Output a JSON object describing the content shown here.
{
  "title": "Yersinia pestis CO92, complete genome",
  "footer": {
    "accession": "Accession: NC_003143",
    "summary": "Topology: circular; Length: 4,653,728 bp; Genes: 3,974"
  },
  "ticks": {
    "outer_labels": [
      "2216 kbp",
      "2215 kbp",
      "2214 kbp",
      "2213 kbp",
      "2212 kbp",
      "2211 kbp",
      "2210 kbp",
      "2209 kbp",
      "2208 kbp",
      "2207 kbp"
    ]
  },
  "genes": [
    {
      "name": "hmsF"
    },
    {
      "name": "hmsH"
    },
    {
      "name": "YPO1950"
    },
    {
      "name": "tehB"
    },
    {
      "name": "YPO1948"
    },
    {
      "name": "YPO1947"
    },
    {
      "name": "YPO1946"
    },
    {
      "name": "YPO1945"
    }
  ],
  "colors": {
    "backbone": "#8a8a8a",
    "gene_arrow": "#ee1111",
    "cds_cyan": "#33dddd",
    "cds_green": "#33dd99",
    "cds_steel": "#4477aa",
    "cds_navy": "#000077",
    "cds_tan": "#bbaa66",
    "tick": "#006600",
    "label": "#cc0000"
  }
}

·····

What is needed
The lines holding the string "name" in the listing above are what you should copy out.

Response box
      "name": "hmsF"
      "name": "hmsH"
      "name": "YPO1950"
      "name": "tehB"
      "name": "YPO1948"
      "name": "YPO1947"
      "name": "YPO1946"
      "name": "YPO1945"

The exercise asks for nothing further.